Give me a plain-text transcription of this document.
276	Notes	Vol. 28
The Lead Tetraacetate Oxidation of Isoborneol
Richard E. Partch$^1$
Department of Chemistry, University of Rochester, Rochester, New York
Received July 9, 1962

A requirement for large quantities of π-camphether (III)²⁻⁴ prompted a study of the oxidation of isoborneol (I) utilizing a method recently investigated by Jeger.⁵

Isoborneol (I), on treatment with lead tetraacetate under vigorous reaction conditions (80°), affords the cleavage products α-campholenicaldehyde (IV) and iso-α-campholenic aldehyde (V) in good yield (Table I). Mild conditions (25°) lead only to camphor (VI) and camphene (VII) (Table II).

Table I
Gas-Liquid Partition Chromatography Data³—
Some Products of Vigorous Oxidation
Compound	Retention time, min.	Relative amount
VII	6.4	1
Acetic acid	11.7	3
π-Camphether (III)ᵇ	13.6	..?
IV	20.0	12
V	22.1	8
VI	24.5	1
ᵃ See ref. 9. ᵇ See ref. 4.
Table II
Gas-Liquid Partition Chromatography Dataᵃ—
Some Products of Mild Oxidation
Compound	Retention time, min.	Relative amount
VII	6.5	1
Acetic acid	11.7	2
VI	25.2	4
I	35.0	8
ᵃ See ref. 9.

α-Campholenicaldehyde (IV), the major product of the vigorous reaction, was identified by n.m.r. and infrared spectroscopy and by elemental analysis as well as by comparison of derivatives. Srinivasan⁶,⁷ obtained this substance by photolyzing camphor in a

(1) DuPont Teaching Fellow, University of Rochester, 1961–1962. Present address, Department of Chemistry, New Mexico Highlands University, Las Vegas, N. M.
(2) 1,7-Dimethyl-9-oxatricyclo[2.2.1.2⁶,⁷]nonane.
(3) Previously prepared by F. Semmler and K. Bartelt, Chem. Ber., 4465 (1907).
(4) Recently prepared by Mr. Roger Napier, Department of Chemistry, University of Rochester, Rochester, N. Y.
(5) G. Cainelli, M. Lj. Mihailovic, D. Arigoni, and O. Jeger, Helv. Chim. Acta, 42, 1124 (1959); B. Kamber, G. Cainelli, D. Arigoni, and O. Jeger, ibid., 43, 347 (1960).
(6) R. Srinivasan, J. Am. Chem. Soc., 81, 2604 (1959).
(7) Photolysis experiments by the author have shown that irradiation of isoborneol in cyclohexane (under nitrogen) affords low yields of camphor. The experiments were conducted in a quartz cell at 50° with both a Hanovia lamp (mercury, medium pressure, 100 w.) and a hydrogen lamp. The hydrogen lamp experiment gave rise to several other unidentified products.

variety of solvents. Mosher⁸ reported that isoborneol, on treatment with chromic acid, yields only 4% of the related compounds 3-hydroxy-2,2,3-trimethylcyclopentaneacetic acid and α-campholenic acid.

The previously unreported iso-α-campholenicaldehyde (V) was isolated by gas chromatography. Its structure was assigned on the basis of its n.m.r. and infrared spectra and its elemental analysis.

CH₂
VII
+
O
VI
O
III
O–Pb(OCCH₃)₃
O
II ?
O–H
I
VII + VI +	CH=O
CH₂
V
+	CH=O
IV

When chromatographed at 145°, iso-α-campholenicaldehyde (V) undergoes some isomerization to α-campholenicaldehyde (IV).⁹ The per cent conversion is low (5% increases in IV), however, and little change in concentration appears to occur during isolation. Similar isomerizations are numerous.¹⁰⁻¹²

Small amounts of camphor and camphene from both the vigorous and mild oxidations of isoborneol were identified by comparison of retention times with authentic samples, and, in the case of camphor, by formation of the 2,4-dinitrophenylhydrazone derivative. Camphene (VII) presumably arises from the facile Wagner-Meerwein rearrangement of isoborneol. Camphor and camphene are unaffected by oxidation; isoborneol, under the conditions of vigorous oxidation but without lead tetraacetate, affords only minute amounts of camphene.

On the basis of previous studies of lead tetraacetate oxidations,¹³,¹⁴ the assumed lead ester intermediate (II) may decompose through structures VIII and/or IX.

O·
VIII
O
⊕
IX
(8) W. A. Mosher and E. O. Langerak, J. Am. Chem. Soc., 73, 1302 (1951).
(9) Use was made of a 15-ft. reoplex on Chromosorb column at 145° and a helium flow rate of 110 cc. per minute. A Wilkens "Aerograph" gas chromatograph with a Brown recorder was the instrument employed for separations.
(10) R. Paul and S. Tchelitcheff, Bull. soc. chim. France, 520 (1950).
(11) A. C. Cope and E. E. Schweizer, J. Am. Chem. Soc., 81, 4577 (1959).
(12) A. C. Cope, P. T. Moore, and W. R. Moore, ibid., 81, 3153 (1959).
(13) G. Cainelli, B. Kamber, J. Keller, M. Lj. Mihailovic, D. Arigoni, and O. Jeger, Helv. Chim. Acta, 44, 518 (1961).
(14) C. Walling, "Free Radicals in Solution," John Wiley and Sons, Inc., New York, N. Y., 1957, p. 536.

----------

▶ **Stated problem**: Make an exact copy of the material above.

▶ **Exercise answer**:
Give me a plain-text transcription of this document.
276	Notes	Vol. 28
The Lead Tetraacetate Oxidation of Isoborneol
Richard E. Partch$^1$
Department of Chemistry, University of Rochester, Rochester, New York
Received July 9, 1962

A requirement for large quantities of π-camphether (III)²⁻⁴ prompted a study of the oxidation of isoborneol (I) utilizing a method recently investigated by Jeger.⁵

Isoborneol (I), on treatment with lead tetraacetate under vigorous reaction conditions (80°), affords the cleavage products α-campholenicaldehyde (IV) and iso-α-campholenic aldehyde (V) in good yield (Table I). Mild conditions (25°) lead only to camphor (VI) and camphene (VII) (Table II).

Table I
Gas-Liquid Partition Chromatography Data³—
Some Products of Vigorous Oxidation
Compound	Retention time, min.	Relative amount
VII	6.4	1
Acetic acid	11.7	3
π-Camphether (III)ᵇ	13.6	..?
IV	20.0	12
V	22.1	8
VI	24.5	1
ᵃ See ref. 9. ᵇ See ref. 4.
Table II
Gas-Liquid Partition Chromatography Dataᵃ—
Some Products of Mild Oxidation
Compound	Retention time, min.	Relative amount
VII	6.5	1
Acetic acid	11.7	2
VI	25.2	4
I	35.0	8
ᵃ See ref. 9.

α-Campholenicaldehyde (IV), the major product of the vigorous reaction, was identified by n.m.r. and infrared spectroscopy and by elemental analysis as well as by comparison of derivatives. Srinivasan⁶,⁷ obtained this substance by photolyzing camphor in a

(1) DuPont Teaching Fellow, University of Rochester, 1961–1962. Present address, Department of Chemistry, New Mexico Highlands University, Las Vegas, N. M.
(2) 1,7-Dimethyl-9-oxatricyclo[2.2.1.2⁶,⁷]nonane.
(3) Previously prepared by F. Semmler and K. Bartelt, Chem. Ber., 4465 (1907).
(4) Recently prepared by Mr. Roger Napier, Department of Chemistry, University of Rochester, Rochester, N. Y.
(5) G. Cainelli, M. Lj. Mihailovic, D. Arigoni, and O. Jeger, Helv. Chim. Acta, 42, 1124 (1959); B. Kamber, G. Cainelli, D. Arigoni, and O. Jeger, ibid., 43, 347 (1960).
(6) R. Srinivasan, J. Am. Chem. Soc., 81, 2604 (1959).
(7) Photolysis experiments by the author have shown that irradiation of isoborneol in cyclohexane (under nitrogen) affords low yields of camphor. The experiments were conducted in a quartz cell at 50° with both a Hanovia lamp (mercury, medium pressure, 100 w.) and a hydrogen lamp. The hydrogen lamp experiment gave rise to several other unidentified products.

variety of solvents. Mosher⁸ reported that isoborneol, on treatment with chromic acid, yields only 4% of the related compounds 3-hydroxy-2,2,3-trimethylcyclopentaneacetic acid and α-campholenic acid.

The previously unreported iso-α-campholenicaldehyde (V) was isolated by gas chromatography. Its structure was assigned on the basis of its n.m.r. and infrared spectra and its elemental analysis.

CH₂
VII
+
O
VI
O
III
O–Pb(OCCH₃)₃
O
II ?
O–H
I
VII + VI +	CH=O
CH₂
V
+	CH=O
IV

When chromatographed at 145°, iso-α-campholenicaldehyde (V) undergoes some isomerization to α-campholenicaldehyde (IV).⁹ The per cent conversion is low (5% increases in IV), however, and little change in concentration appears to occur during isolation. Similar isomerizations are numerous.¹⁰⁻¹²

Small amounts of camphor and camphene from both the vigorous and mild oxidations of isoborneol were identified by comparison of retention times with authentic samples, and, in the case of camphor, by formation of the 2,4-dinitrophenylhydrazone derivative. Camphene (VII) presumably arises from the facile Wagner-Meerwein rearrangement of isoborneol. Camphor and camphene are unaffected by oxidation; isoborneol, under the conditions of vigorous oxidation but without lead tetraacetate, affords only minute amounts of camphene.

On the basis of previous studies of lead tetraacetate oxidations,¹³,¹⁴ the assumed lead ester intermediate (II) may decompose through structures VIII and/or IX.

O·
VIII
O
⊕
IX
(8) W. A. Mosher and E. O. Langerak, J. Am. Chem. Soc., 73, 1302 (1951).
(9) Use was made of a 15-ft. reoplex on Chromosorb column at 145° and a helium flow rate of 110 cc. per minute. A Wilkens "Aerograph" gas chromatograph with a Brown recorder was the instrument employed for separations.
(10) R. Paul and S. Tchelitcheff, Bull. soc. chim. France, 520 (1950).
(11) A. C. Cope and E. E. Schweizer, J. Am. Chem. Soc., 81, 4577 (1959).
(12) A. C. Cope, P. T. Moore, and W. R. Moore, ibid., 81, 3153 (1959).
(13) G. Cainelli, B. Kamber, J. Keller, M. Lj. Mihailovic, D. Arigoni, and O. Jeger, Helv. Chim. Acta, 44, 518 (1961).
(14) C. Walling, "Free Radicals in Solution," John Wiley and Sons, Inc., New York, N. Y., 1957, p. 536.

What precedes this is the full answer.